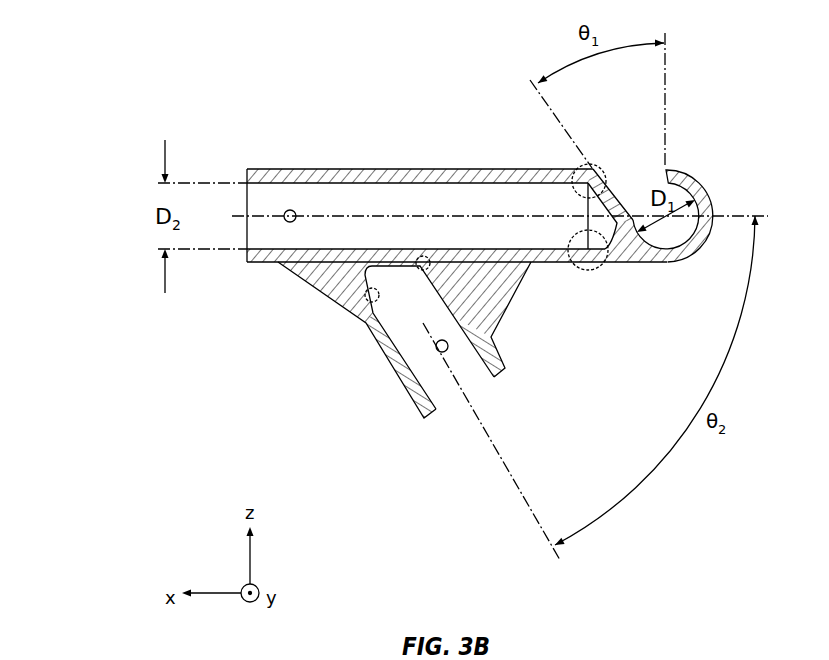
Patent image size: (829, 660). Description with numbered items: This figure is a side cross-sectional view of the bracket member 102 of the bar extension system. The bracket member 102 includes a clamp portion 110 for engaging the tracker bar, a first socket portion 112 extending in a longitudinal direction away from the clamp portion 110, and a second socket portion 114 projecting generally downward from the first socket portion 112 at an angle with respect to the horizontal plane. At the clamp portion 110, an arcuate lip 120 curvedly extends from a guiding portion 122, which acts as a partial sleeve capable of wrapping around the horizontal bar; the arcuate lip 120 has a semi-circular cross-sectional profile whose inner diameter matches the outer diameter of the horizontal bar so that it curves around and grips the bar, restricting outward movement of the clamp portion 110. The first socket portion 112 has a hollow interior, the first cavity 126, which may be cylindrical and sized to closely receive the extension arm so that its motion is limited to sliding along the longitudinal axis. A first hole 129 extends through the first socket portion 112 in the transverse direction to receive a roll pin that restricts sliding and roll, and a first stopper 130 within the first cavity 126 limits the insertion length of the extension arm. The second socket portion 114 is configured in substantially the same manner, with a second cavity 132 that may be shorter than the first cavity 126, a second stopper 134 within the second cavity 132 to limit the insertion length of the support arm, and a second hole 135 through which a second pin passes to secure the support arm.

The bracket member 102 is at (381, 271).
The clamp portion 110 is at (634, 262).
The first socket portion 112 is at (397, 168).
The second socket portion 114 is at (414, 400).
The arcuate lip 120 is at (688, 175).
The guiding portion 122 is at (618, 197).
The first cavity 126 is at (258, 197).
The first hole 129 is at (291, 210).
The first stopper 130 is at (569, 252).
The second cavity 132 is at (440, 385).
The second stopper 134 is at (379, 298).
The second hole 135 is at (448, 350).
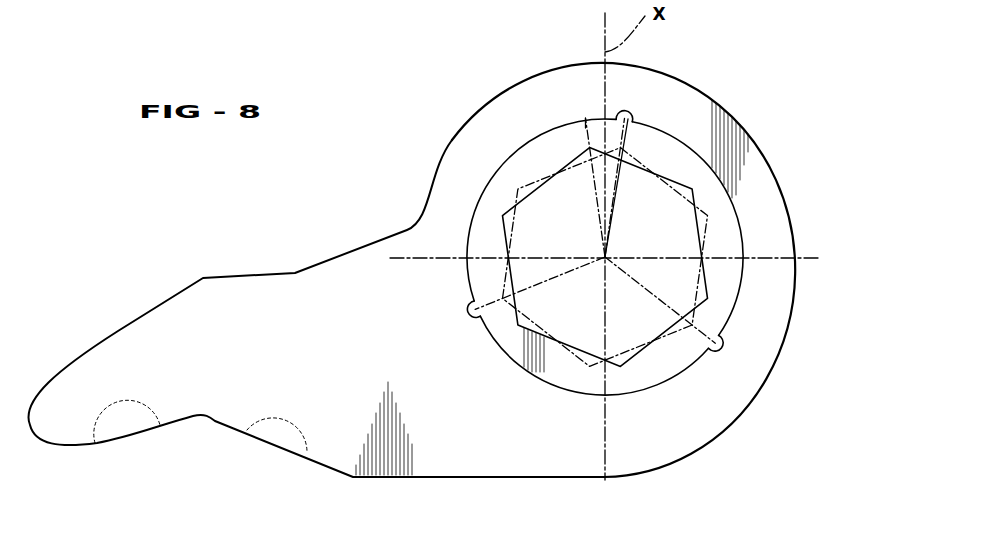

^^^^

### Exercise prompt
Copy out the listing above word for word, leaving out the pictures.

### Solved exercise
Patent image size: (829, 660). Description with numbered items: This figure is a side cross-sectional view of the bracket member 102 of the bar extension system. The bracket member 102 includes a clamp portion 110 for engaging the tracker bar, a first socket portion 112 extending in a longitudinal direction away from the clamp portion 110, and a second socket portion 114 projecting generally downward from the first socket portion 112 at an angle with respect to the horizontal plane. At the clamp portion 110, an arcuate lip 120 curvedly extends from a guiding portion 122, which acts as a partial sleeve capable of wrapping around the horizontal bar; the arcuate lip 120 has a semi-circular cross-sectional profile whose inner diameter matches the outer diameter of the horizontal bar so that it curves around and grips the bar, restricting outward movement of the clamp portion 110. The first socket portion 112 has a hollow interior, the first cavity 126, which may be cylindrical and sized to closely receive the extension arm so that its motion is limited to sliding along the longitudinal axis. A first hole 129 extends through the first socket portion 112 in the transverse direction to receive a roll pin that restricts sliding and roll, and a first stopper 130 within the first cavity 126 limits the insertion length of the extension arm. The second socket portion 114 is configured in substantially the same manner, with a second cavity 132 that may be shorter than the first cavity 126, a second stopper 134 within the second cavity 132 to limit the insertion length of the support arm, and a second hole 135 through which a second pin passes to secure the support arm.

The bracket member 102 is at (381, 271).
The clamp portion 110 is at (634, 262).
The first socket portion 112 is at (397, 168).
The second socket portion 114 is at (414, 400).
The arcuate lip 120 is at (688, 175).
The guiding portion 122 is at (618, 197).
The first cavity 126 is at (258, 197).
The first hole 129 is at (291, 210).
The first stopper 130 is at (569, 252).
The second cavity 132 is at (440, 385).
The second stopper 134 is at (379, 298).
The second hole 135 is at (448, 350).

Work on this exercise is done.